Short exercise: Retype the listing that follows, exactly as written.

*** Material for this exercise ***

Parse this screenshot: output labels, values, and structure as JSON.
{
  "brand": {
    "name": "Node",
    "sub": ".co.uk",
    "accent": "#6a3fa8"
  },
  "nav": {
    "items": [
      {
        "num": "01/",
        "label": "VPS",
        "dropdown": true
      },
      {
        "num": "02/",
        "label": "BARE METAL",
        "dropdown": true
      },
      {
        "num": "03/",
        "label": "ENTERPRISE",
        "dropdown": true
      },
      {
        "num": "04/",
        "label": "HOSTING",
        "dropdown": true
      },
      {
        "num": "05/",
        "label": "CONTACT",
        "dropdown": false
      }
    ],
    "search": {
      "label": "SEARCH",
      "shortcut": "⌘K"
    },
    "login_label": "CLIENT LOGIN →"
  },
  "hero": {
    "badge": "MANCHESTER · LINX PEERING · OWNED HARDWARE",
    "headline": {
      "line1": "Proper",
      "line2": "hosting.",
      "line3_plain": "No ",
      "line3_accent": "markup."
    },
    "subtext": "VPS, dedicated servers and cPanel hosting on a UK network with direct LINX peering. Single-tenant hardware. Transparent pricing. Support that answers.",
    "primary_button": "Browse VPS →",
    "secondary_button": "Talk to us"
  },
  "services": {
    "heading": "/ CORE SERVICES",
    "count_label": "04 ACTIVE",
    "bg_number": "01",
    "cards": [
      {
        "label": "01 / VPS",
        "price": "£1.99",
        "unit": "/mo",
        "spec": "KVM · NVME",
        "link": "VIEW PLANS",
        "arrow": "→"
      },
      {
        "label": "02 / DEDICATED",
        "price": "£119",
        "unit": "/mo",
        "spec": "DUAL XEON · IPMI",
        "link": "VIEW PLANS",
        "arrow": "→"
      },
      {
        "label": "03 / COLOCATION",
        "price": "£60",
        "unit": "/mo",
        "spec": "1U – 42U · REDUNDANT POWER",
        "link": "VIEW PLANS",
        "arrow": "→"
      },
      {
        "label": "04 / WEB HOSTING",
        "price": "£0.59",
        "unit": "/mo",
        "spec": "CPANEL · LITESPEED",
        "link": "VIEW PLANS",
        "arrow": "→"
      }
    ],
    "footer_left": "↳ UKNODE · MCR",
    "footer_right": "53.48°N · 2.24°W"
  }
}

***

Output:
Parse this screenshot: output labels, values, and structure as JSON.
{
  "brand": {
    "name": "Node",
    "sub": ".co.uk",
    "accent": "#6a3fa8"
  },
  "nav": {
    "items": [
      {
        "num": "01/",
        "label": "VPS",
        "dropdown": true
      },
      {
        "num": "02/",
        "label": "BARE METAL",
        "dropdown": true
      },
      {
        "num": "03/",
        "label": "ENTERPRISE",
        "dropdown": true
      },
      {
        "num": "04/",
        "label": "HOSTING",
        "dropdown": true
      },
      {
        "num": "05/",
        "label": "CONTACT",
        "dropdown": false
      }
    ],
    "search": {
      "label": "SEARCH",
      "shortcut": "⌘K"
    },
    "login_label": "CLIENT LOGIN →"
  },
  "hero": {
    "badge": "MANCHESTER · LINX PEERING · OWNED HARDWARE",
    "headline": {
      "line1": "Proper",
      "line2": "hosting.",
      "line3_plain": "No ",
      "line3_accent": "markup."
    },
    "subtext": "VPS, dedicated servers and cPanel hosting on a UK network with direct LINX peering. Single-tenant hardware. Transparent pricing. Support that answers.",
    "primary_button": "Browse VPS →",
    "secondary_button": "Talk to us"
  },
  "services": {
    "heading": "/ CORE SERVICES",
    "count_label": "04 ACTIVE",
    "bg_number": "01",
    "cards": [
      {
        "label": "01 / VPS",
        "price": "£1.99",
        "unit": "/mo",
        "spec": "KVM · NVME",
        "link": "VIEW PLANS",
        "arrow": "→"
      },
      {
        "label": "02 / DEDICATED",
        "price": "£119",
        "unit": "/mo",
        "spec": "DUAL XEON · IPMI",
        "link": "VIEW PLANS",
        "arrow": "→"
      },
      {
        "label": "03 / COLOCATION",
        "price": "£60",
        "unit": "/mo",
        "spec": "1U – 42U · REDUNDANT POWER",
        "link": "VIEW PLANS",
        "arrow": "→"
      },
      {
        "label": "04 / WEB HOSTING",
        "price": "£0.59",
        "unit": "/mo",
        "spec": "CPANEL · LITESPEED",
        "link": "VIEW PLANS",
        "arrow": "→"
      }
    ],
    "footer_left": "↳ UKNODE · MCR",
    "footer_right": "53.48°N · 2.24°W"
  }
}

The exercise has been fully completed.